Data entries:
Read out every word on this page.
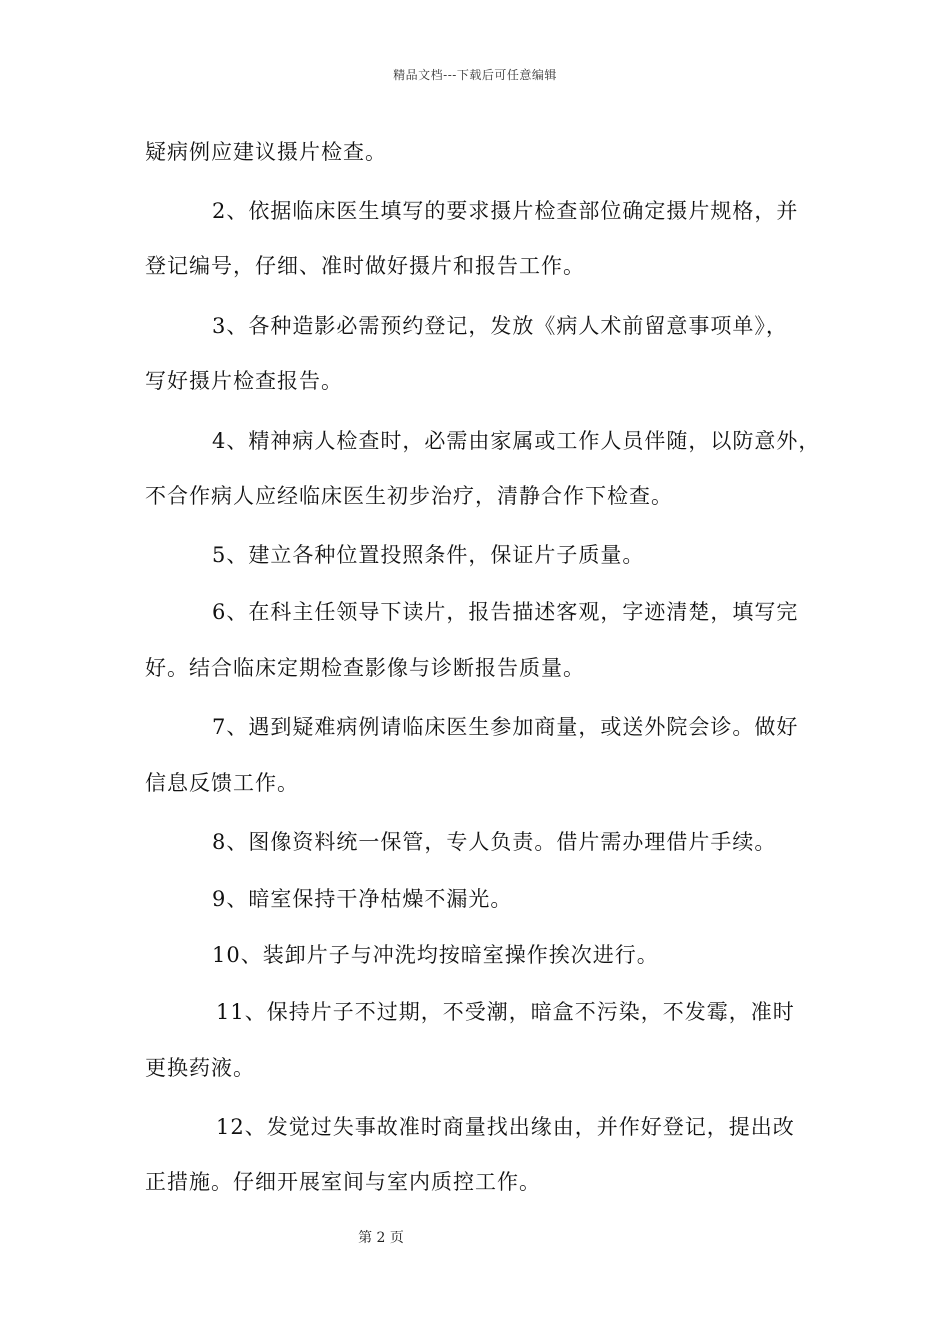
精品文档---下载后可任意编辑
疑病例应建议摄片检查。
2、依据临床医生填写的要求摄片检查部位确定摄片规格，并
登记编号，仔细、准时做好摄片和报告工作。
3、各种造影必需预约登记，发放《病人术前留意事项单》，
写好摄片检查报告。
4、精神病人检查时，必需由家属或工作人员伴随，以防意外，
不合作病人应经临床医生初步治疗，清静合作下检查。
5、建立各种位置投照条件，保证片子质量。
6、在科主任领导下读片，报告描述客观，字迹清楚，填写完
好。结合临床定期检查影像与诊断报告质量。
7、遇到疑难病例请临床医生参加商量，或送外院会诊。做好
信息反馈工作。
8、图像资料统一保管，专人负责。借片需办理借片手续。
9、暗室保持干净枯燥不漏光。
10、装卸片子与冲洗均按暗室操作挨次进行。
11、保持片子不过期，不受潮，暗盒不污染，不发霉，准时
更换药液。
12、发觉过失事故准时商量找出缘由，并作好登记，提出改
正措施。仔细开展室间与室内质控工作。
第 2 页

__What needs to be done__
With the pictures omitted, reproduce the records in full and exactly.

__Task output__
Read out every word on this page.
精品文档---下载后可任意编辑
疑病例应建议摄片检查。
2、依据临床医生填写的要求摄片检查部位确定摄片规格，并
登记编号，仔细、准时做好摄片和报告工作。
3、各种造影必需预约登记，发放《病人术前留意事项单》，
写好摄片检查报告。
4、精神病人检查时，必需由家属或工作人员伴随，以防意外，
不合作病人应经临床医生初步治疗，清静合作下检查。
5、建立各种位置投照条件，保证片子质量。
6、在科主任领导下读片，报告描述客观，字迹清楚，填写完
好。结合临床定期检查影像与诊断报告质量。
7、遇到疑难病例请临床医生参加商量，或送外院会诊。做好
信息反馈工作。
8、图像资料统一保管，专人负责。借片需办理借片手续。
9、暗室保持干净枯燥不漏光。
10、装卸片子与冲洗均按暗室操作挨次进行。
11、保持片子不过期，不受潮，暗盒不污染，不发霉，准时
更换药液。
12、发觉过失事故准时商量找出缘由，并作好登记，提出改
正措施。仔细开展室间与室内质控工作。
第 2 页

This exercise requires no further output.